→ **Text excerpt**
★ ★ ★ ★ ★

On December 2, 1954, the Senate voted to "condemn" Senator Joseph
McCarthy on both counts by a vote of 67 to 22, with the Democrats
unanimously in favor of condemnation and the Republicans split evenly.

Q. Was the Senate justified in condemning McCarthy on these counts?

A. No, it was not. Regarding the first count, failure to cooperate
with the Subcommittee on Privileges and Elections, the subcommittee
never subpoenaed McCarthy, but only "invited" him to testify. One
senator and two staff members resigned from the subcommittee because
of its dishonesty towards McCarthy, and the subcommittee, in its final
report, dated January 2, 1953, said that the matters under
consideration "have become moot by reason of the 1952 election." No
senator had ever been punished for something that had happened in a
previous Congress or for declining an "invitation" to testify.

★ ★ ★ ★ ★

→ **Listed records**
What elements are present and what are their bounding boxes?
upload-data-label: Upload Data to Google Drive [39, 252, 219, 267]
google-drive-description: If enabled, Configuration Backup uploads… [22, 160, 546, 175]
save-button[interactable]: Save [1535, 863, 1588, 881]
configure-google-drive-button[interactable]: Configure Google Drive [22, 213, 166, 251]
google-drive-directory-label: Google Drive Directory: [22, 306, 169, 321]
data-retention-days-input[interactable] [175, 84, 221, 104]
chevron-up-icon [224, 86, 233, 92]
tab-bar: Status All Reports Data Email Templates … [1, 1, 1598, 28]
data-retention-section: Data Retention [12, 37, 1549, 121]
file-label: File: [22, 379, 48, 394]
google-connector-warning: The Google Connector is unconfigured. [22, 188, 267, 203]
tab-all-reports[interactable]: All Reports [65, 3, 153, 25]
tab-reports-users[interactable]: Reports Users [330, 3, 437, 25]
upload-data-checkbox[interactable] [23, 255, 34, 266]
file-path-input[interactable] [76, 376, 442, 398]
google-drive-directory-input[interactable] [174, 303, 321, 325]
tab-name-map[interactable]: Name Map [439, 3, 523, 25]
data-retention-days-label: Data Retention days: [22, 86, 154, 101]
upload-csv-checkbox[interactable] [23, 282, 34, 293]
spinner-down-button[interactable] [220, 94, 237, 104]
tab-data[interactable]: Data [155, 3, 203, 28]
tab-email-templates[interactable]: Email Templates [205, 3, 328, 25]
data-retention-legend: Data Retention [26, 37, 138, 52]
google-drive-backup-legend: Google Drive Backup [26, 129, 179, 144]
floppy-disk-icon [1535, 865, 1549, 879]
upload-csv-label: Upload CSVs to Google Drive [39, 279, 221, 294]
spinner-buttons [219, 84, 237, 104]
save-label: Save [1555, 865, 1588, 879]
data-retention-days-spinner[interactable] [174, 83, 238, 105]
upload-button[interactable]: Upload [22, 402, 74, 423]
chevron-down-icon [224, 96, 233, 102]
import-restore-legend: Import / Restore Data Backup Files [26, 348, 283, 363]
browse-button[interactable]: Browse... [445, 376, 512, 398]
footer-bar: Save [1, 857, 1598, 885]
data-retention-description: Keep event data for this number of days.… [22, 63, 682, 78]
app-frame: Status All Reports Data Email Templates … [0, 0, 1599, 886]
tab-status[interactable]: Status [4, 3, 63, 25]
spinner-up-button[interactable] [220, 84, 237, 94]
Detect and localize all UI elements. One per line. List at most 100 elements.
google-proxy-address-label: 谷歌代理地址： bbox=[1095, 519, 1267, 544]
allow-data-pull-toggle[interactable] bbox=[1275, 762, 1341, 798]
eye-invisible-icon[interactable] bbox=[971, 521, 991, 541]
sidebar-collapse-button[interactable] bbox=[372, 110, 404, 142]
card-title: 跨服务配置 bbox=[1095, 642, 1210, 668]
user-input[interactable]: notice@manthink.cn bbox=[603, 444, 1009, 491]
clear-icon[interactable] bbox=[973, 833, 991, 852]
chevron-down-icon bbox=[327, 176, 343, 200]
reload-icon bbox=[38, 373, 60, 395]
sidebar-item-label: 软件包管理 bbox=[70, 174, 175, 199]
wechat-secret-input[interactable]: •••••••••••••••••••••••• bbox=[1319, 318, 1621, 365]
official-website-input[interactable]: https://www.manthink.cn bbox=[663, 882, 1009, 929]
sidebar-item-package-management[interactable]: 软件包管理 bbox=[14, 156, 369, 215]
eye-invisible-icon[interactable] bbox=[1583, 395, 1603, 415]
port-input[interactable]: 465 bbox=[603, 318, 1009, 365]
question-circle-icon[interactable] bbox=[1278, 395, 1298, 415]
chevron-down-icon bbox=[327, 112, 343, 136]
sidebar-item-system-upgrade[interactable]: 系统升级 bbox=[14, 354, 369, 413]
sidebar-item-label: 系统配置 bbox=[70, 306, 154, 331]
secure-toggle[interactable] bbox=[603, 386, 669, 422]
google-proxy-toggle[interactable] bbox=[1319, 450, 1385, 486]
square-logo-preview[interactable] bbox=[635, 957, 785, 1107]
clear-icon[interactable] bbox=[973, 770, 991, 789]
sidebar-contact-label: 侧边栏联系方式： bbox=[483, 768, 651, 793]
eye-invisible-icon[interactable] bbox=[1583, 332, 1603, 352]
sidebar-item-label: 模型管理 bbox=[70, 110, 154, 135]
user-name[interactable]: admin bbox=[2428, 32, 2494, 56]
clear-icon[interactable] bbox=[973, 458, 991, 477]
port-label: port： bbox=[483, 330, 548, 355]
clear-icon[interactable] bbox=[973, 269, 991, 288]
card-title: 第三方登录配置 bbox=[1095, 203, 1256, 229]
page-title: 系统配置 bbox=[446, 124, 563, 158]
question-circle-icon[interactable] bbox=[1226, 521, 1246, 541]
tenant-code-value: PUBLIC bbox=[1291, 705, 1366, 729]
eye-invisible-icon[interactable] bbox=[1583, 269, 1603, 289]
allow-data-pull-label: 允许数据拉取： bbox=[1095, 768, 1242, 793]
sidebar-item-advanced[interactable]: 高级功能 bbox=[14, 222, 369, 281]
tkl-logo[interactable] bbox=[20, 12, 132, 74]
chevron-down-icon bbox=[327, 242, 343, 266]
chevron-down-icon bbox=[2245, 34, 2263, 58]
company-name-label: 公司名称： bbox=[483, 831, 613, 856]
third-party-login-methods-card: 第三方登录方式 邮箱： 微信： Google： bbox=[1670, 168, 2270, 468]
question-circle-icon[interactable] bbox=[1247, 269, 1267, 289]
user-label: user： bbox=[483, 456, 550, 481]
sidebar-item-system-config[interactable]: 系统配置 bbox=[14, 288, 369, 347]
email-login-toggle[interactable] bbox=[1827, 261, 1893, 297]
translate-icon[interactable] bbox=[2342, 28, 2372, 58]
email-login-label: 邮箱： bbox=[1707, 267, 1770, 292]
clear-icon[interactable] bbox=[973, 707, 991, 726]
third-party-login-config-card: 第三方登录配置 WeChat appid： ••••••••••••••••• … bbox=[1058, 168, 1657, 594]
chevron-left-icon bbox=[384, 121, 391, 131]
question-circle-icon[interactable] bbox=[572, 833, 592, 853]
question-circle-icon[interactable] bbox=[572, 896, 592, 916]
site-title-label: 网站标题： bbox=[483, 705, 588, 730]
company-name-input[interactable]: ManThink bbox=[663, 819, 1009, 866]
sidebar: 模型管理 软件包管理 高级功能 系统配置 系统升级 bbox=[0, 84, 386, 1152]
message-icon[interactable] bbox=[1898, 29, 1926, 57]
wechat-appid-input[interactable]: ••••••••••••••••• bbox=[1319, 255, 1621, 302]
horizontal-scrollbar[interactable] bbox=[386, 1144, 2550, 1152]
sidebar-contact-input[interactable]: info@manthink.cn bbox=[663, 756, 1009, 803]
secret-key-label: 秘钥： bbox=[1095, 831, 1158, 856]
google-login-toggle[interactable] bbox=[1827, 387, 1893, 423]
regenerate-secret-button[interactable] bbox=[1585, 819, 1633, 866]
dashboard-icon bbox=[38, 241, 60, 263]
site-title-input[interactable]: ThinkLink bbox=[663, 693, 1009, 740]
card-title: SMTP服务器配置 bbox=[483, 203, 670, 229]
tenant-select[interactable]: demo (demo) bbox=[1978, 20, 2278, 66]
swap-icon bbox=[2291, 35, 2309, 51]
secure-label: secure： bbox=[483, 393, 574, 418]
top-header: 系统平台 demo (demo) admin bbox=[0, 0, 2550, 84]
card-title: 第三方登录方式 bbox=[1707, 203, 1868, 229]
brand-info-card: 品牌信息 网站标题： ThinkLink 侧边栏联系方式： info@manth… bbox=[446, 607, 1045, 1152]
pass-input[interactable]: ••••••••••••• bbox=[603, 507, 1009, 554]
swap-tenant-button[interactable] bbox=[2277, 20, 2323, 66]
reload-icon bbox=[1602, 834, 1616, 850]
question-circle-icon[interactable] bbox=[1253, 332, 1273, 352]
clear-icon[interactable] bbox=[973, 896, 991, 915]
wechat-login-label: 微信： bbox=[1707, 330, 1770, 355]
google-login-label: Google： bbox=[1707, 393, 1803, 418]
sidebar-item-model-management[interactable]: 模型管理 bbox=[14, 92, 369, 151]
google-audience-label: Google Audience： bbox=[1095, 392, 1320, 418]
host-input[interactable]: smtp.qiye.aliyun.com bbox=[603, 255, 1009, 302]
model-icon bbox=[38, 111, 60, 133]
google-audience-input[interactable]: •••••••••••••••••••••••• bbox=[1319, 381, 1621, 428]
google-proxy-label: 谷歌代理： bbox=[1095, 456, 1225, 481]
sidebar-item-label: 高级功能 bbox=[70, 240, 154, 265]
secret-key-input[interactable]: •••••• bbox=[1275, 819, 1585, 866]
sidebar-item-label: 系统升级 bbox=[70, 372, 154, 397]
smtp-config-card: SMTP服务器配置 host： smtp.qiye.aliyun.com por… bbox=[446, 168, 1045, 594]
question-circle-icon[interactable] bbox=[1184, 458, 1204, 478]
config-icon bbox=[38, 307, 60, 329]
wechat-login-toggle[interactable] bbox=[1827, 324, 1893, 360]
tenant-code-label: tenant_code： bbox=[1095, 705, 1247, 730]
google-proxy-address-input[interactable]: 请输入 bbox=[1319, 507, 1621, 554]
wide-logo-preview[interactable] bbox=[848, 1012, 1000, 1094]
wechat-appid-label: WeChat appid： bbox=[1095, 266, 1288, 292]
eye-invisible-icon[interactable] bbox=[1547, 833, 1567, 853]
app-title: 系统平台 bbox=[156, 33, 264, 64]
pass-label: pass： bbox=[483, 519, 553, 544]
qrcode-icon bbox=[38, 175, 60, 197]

★ ★ ★ ★ ★

→ **Challenges**
(1) Answer these questions using the text on the McCarthy condemnation:
(a) By what vote did the Senate condemn McCarthy?
(b) What date does the subcommittee's final report bear?
(c) How many staff members resigned from the subcommittee?
(2) Reproduce verbatim the stretch of the McCarthy condemnation text from "On December 2, 1954, the" through "Republicans split evenly.".

→ **Task-by-task answers**
(1)
(a) 67 to 22
(b) January 2, 1953
(c) Two

(2)
On December 2, 1954, the Senate voted to "condemn" Senator Joseph
McCarthy on both counts by a vote of 67 to 22, with the Democrats
unanimously in favor of condemnation and the Republicans split evenly.